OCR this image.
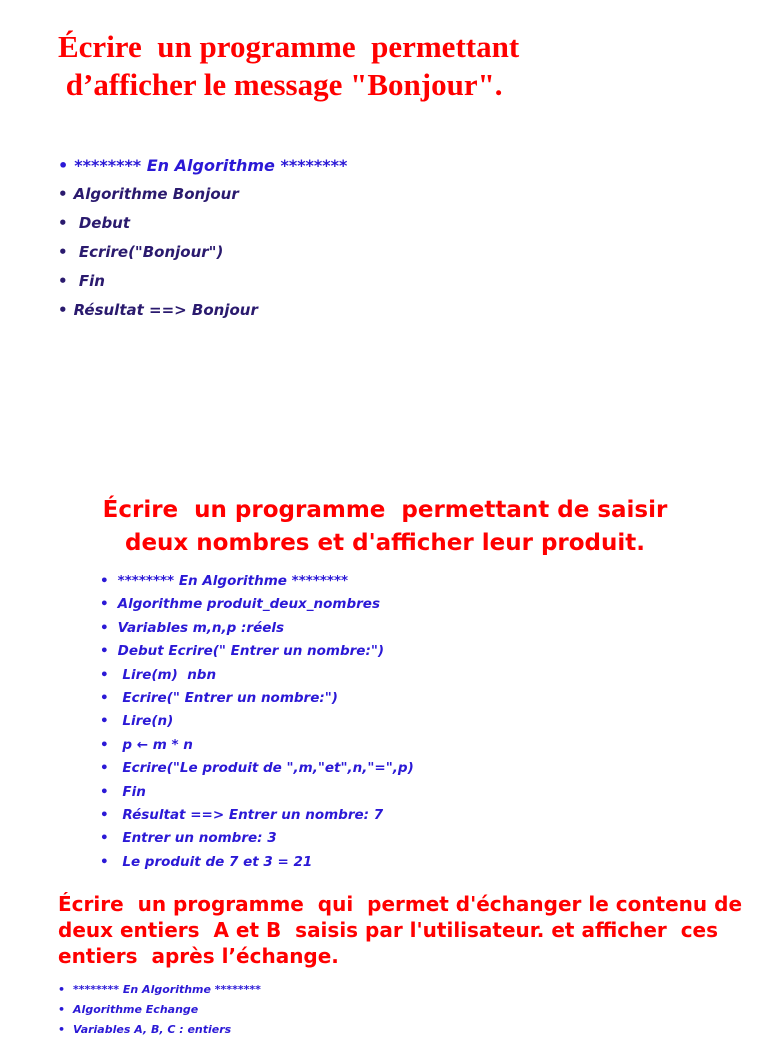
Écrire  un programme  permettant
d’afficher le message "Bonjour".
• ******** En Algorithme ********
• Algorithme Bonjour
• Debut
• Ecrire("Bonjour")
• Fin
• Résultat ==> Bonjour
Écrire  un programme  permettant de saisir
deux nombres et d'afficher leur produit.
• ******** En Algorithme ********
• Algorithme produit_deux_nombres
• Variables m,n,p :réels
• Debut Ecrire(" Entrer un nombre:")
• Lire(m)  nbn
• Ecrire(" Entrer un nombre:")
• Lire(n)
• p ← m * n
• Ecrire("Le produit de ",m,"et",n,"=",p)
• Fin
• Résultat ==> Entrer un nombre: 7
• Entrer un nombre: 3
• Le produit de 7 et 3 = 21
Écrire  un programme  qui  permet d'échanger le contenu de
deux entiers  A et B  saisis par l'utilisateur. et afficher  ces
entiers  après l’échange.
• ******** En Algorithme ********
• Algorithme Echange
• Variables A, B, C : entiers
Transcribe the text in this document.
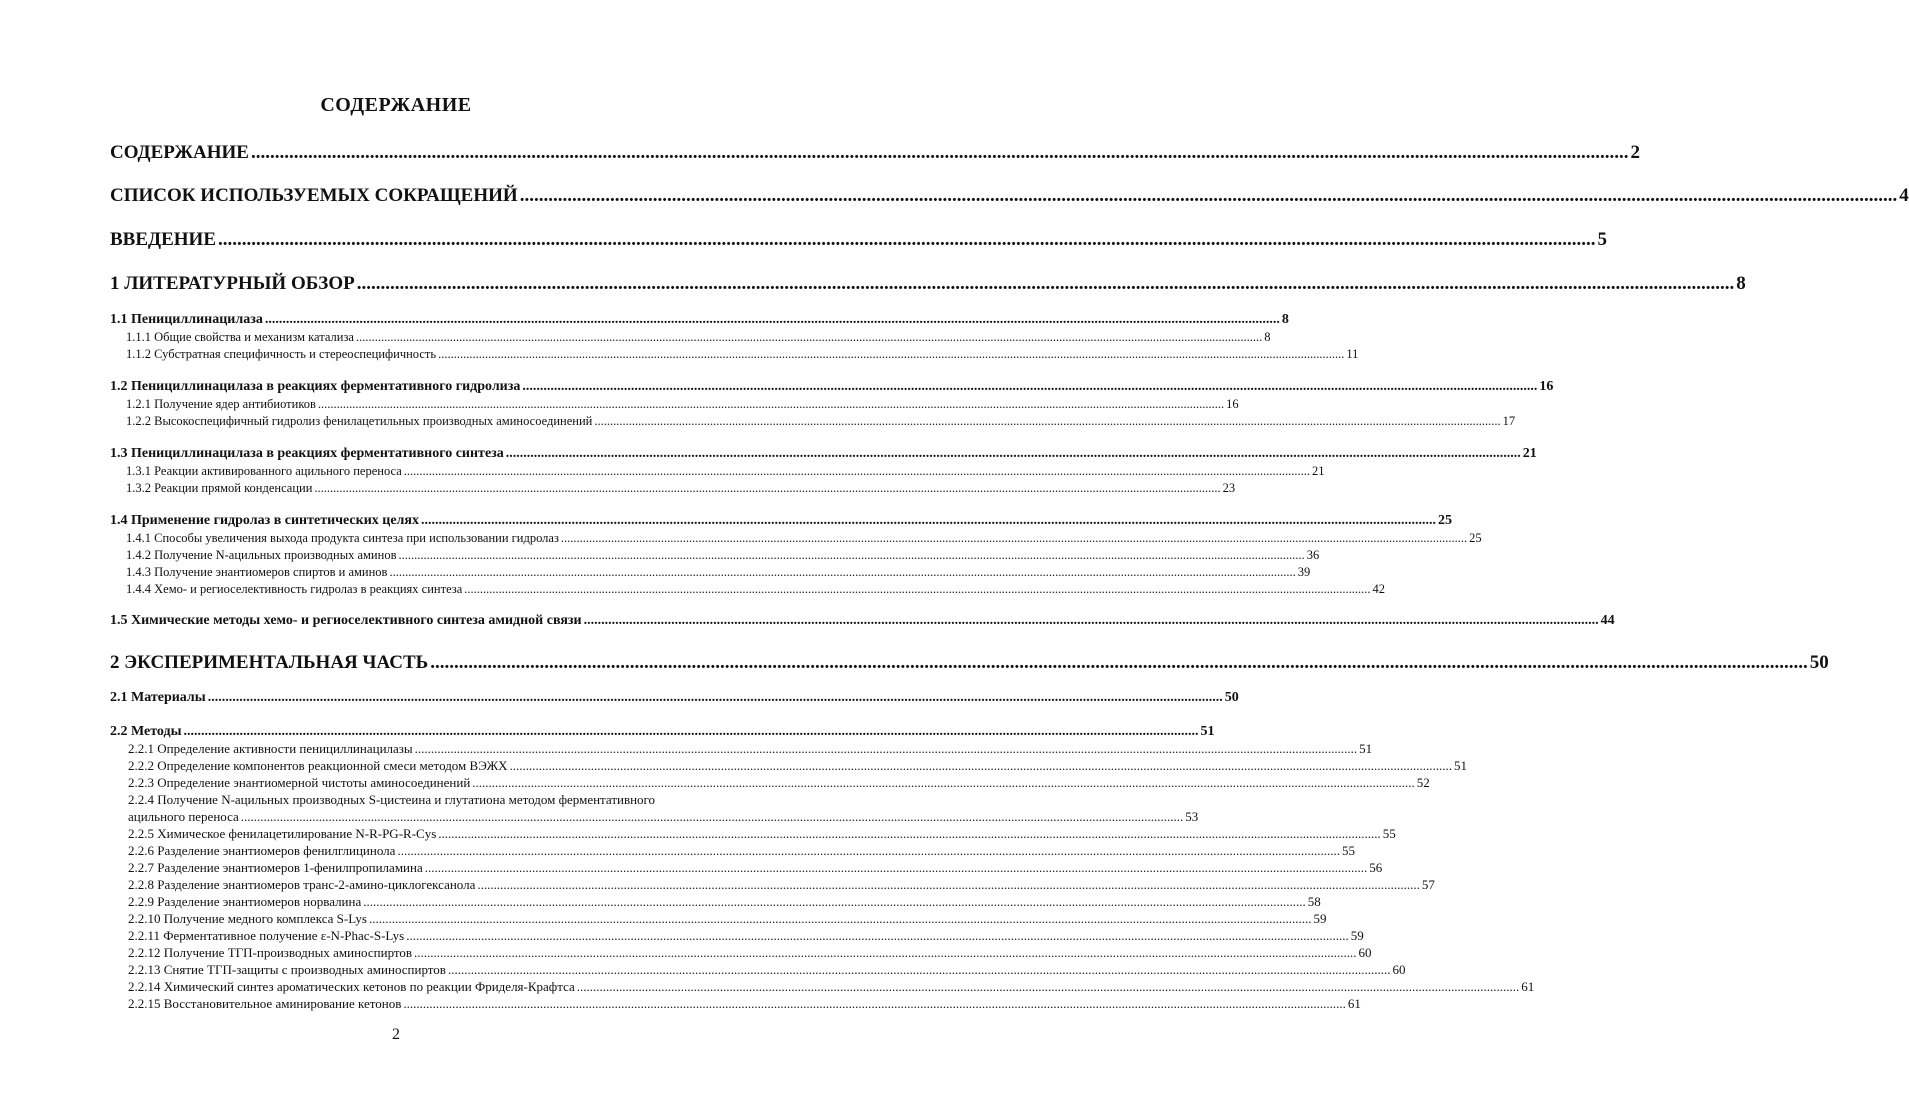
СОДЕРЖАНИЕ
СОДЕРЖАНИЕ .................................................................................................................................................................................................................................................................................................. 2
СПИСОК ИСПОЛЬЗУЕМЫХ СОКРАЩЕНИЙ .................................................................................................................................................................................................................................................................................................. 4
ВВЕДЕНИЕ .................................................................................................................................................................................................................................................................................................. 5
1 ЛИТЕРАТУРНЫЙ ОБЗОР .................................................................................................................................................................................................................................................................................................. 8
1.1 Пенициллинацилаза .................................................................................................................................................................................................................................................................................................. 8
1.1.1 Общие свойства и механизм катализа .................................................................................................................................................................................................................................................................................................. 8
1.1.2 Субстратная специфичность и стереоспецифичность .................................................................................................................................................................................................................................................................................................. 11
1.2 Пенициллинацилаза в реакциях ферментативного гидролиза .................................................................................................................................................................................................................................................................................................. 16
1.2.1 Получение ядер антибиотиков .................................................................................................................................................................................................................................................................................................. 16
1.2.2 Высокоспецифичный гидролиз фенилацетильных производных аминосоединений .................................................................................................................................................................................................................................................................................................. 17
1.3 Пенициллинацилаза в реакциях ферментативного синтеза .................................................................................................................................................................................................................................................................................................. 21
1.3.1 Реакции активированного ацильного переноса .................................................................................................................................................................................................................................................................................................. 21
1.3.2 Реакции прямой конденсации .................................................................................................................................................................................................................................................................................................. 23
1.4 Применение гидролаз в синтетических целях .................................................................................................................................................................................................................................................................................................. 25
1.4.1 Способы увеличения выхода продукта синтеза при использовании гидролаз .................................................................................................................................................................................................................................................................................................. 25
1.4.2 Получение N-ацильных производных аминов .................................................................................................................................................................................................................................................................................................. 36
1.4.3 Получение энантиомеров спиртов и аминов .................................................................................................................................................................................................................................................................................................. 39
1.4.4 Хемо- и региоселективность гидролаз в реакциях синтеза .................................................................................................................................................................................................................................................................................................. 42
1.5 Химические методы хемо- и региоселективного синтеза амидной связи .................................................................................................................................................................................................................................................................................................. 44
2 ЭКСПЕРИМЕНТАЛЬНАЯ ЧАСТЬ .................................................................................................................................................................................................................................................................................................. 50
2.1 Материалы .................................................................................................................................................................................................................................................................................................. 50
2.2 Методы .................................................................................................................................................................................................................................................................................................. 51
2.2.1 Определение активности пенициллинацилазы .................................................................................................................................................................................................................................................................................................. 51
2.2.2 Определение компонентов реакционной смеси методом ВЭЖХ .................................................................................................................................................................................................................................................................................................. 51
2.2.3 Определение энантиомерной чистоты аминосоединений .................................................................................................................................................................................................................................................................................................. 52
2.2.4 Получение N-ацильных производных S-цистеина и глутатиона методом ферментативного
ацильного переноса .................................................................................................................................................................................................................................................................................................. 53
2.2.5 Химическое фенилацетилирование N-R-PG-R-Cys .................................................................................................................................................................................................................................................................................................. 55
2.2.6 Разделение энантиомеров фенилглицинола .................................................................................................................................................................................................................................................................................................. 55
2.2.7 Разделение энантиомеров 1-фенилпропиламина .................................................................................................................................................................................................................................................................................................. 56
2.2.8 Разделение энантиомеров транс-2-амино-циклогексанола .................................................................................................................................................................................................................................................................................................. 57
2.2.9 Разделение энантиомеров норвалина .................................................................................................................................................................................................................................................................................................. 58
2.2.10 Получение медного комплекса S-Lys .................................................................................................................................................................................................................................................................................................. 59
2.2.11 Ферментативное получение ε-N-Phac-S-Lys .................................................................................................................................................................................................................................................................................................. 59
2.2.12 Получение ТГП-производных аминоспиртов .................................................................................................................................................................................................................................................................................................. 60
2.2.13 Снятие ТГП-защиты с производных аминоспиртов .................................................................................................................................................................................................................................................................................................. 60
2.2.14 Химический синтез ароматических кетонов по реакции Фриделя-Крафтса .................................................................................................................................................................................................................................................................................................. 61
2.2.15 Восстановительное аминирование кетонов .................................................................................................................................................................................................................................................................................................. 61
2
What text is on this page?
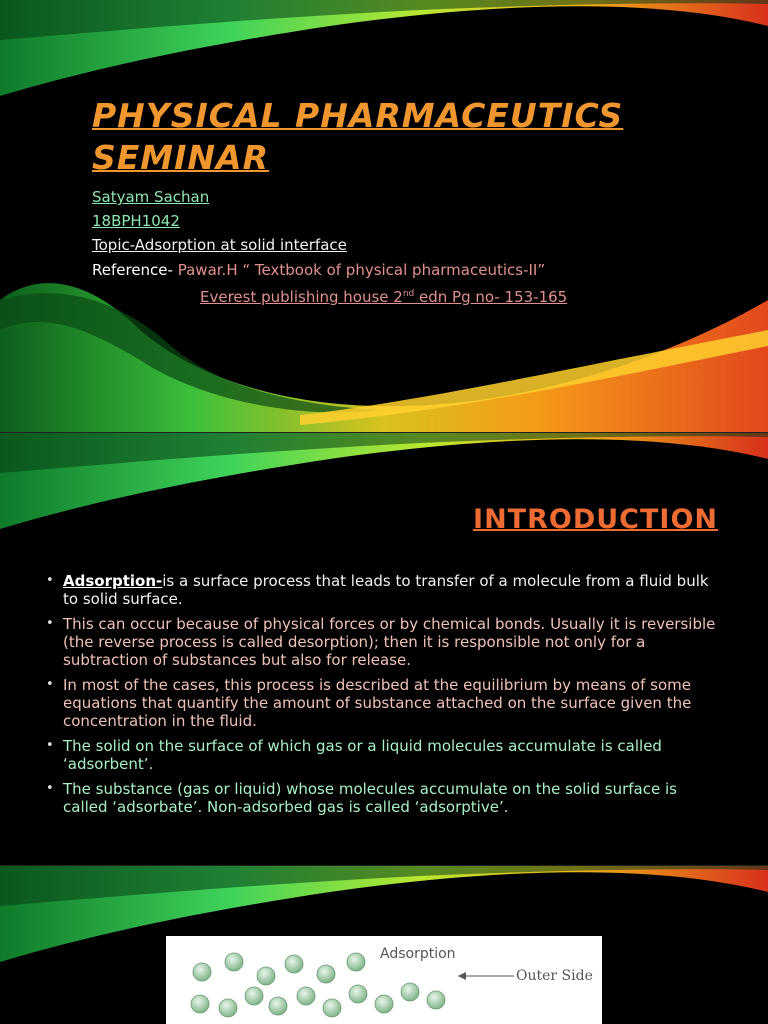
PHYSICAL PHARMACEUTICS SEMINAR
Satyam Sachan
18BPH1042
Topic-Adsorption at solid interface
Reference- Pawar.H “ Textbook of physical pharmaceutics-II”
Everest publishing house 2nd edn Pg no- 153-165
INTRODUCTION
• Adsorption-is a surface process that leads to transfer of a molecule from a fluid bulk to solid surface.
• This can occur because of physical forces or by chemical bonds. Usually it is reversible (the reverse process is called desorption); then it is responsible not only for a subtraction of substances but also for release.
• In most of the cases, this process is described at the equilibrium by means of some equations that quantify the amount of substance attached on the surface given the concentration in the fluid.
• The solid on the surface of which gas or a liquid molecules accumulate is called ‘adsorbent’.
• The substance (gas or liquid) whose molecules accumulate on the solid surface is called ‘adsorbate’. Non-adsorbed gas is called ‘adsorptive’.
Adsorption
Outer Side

===

- _Task prompt_:
Repeat every record above exactly, but leave out any pictures.

- _Correct result_:
OCR this image.
Écrire  un programme  permettant
d’afficher le message "Bonjour".
• ******** En Algorithme ********
• Algorithme Bonjour
• Debut
• Ecrire("Bonjour")
• Fin
• Résultat ==> Bonjour
Écrire  un programme  permettant de saisir
deux nombres et d'afficher leur produit.
• ******** En Algorithme ********
• Algorithme produit_deux_nombres
• Variables m,n,p :réels
• Debut Ecrire(" Entrer un nombre:")
• Lire(m)  nbn
• Ecrire(" Entrer un nombre:")
• Lire(n)
• p ← m * n
• Ecrire("Le produit de ",m,"et",n,"=",p)
• Fin
• Résultat ==> Entrer un nombre: 7
• Entrer un nombre: 3
• Le produit de 7 et 3 = 21
Écrire  un programme  qui  permet d'échanger le contenu de
deux entiers  A et B  saisis par l'utilisateur. et afficher  ces
entiers  après l’échange.
• ******** En Algorithme ********
• Algorithme Echange
• Variables A, B, C : entiers
Transcribe the text in this document.
СОДЕРЖАНИЕ
СОДЕРЖАНИЕ .................................................................................................................................................................................................................................................................................................. 2
СПИСОК ИСПОЛЬЗУЕМЫХ СОКРАЩЕНИЙ .................................................................................................................................................................................................................................................................................................. 4
ВВЕДЕНИЕ .................................................................................................................................................................................................................................................................................................. 5
1 ЛИТЕРАТУРНЫЙ ОБЗОР .................................................................................................................................................................................................................................................................................................. 8
1.1 Пенициллинацилаза .................................................................................................................................................................................................................................................................................................. 8
1.1.1 Общие свойства и механизм катализа .................................................................................................................................................................................................................................................................................................. 8
1.1.2 Субстратная специфичность и стереоспецифичность .................................................................................................................................................................................................................................................................................................. 11
1.2 Пенициллинацилаза в реакциях ферментативного гидролиза .................................................................................................................................................................................................................................................................................................. 16
1.2.1 Получение ядер антибиотиков .................................................................................................................................................................................................................................................................................................. 16
1.2.2 Высокоспецифичный гидролиз фенилацетильных производных аминосоединений .................................................................................................................................................................................................................................................................................................. 17
1.3 Пенициллинацилаза в реакциях ферментативного синтеза .................................................................................................................................................................................................................................................................................................. 21
1.3.1 Реакции активированного ацильного переноса .................................................................................................................................................................................................................................................................................................. 21
1.3.2 Реакции прямой конденсации .................................................................................................................................................................................................................................................................................................. 23
1.4 Применение гидролаз в синтетических целях .................................................................................................................................................................................................................................................................................................. 25
1.4.1 Способы увеличения выхода продукта синтеза при использовании гидролаз .................................................................................................................................................................................................................................................................................................. 25
1.4.2 Получение N-ацильных производных аминов .................................................................................................................................................................................................................................................................................................. 36
1.4.3 Получение энантиомеров спиртов и аминов .................................................................................................................................................................................................................................................................................................. 39
1.4.4 Хемо- и региоселективность гидролаз в реакциях синтеза .................................................................................................................................................................................................................................................................................................. 42
1.5 Химические методы хемо- и региоселективного синтеза амидной связи .................................................................................................................................................................................................................................................................................................. 44
2 ЭКСПЕРИМЕНТАЛЬНАЯ ЧАСТЬ .................................................................................................................................................................................................................................................................................................. 50
2.1 Материалы .................................................................................................................................................................................................................................................................................................. 50
2.2 Методы .................................................................................................................................................................................................................................................................................................. 51
2.2.1 Определение активности пенициллинацилазы .................................................................................................................................................................................................................................................................................................. 51
2.2.2 Определение компонентов реакционной смеси методом ВЭЖХ .................................................................................................................................................................................................................................................................................................. 51
2.2.3 Определение энантиомерной чистоты аминосоединений .................................................................................................................................................................................................................................................................................................. 52
2.2.4 Получение N-ацильных производных S-цистеина и глутатиона методом ферментативного
ацильного переноса .................................................................................................................................................................................................................................................................................................. 53
2.2.5 Химическое фенилацетилирование N-R-PG-R-Cys .................................................................................................................................................................................................................................................................................................. 55
2.2.6 Разделение энантиомеров фенилглицинола .................................................................................................................................................................................................................................................................................................. 55
2.2.7 Разделение энантиомеров 1-фенилпропиламина .................................................................................................................................................................................................................................................................................................. 56
2.2.8 Разделение энантиомеров транс-2-амино-циклогексанола .................................................................................................................................................................................................................................................................................................. 57
2.2.9 Разделение энантиомеров норвалина .................................................................................................................................................................................................................................................................................................. 58
2.2.10 Получение медного комплекса S-Lys .................................................................................................................................................................................................................................................................................................. 59
2.2.11 Ферментативное получение ε-N-Phac-S-Lys .................................................................................................................................................................................................................................................................................................. 59
2.2.12 Получение ТГП-производных аминоспиртов .................................................................................................................................................................................................................................................................................................. 60
2.2.13 Снятие ТГП-защиты с производных аминоспиртов .................................................................................................................................................................................................................................................................................................. 60
2.2.14 Химический синтез ароматических кетонов по реакции Фриделя-Крафтса .................................................................................................................................................................................................................................................................................................. 61
2.2.15 Восстановительное аминирование кетонов .................................................................................................................................................................................................................................................................................................. 61
2
What text is on this page?
PHYSICAL PHARMACEUTICS SEMINAR
Satyam Sachan
18BPH1042
Topic-Adsorption at solid interface
Reference- Pawar.H “ Textbook of physical pharmaceutics-II”
Everest publishing house 2nd edn Pg no- 153-165
INTRODUCTION
• Adsorption-is a surface process that leads to transfer of a molecule from a fluid bulk to solid surface.
• This can occur because of physical forces or by chemical bonds. Usually it is reversible (the reverse process is called desorption); then it is responsible not only for a subtraction of substances but also for release.
• In most of the cases, this process is described at the equilibrium by means of some equations that quantify the amount of substance attached on the surface given the concentration in the fluid.
• The solid on the surface of which gas or a liquid molecules accumulate is called ‘adsorbent’.
• The substance (gas or liquid) whose molecules accumulate on the solid surface is called ‘adsorbate’. Non-adsorbed gas is called ‘adsorptive’.
Adsorption
Outer Side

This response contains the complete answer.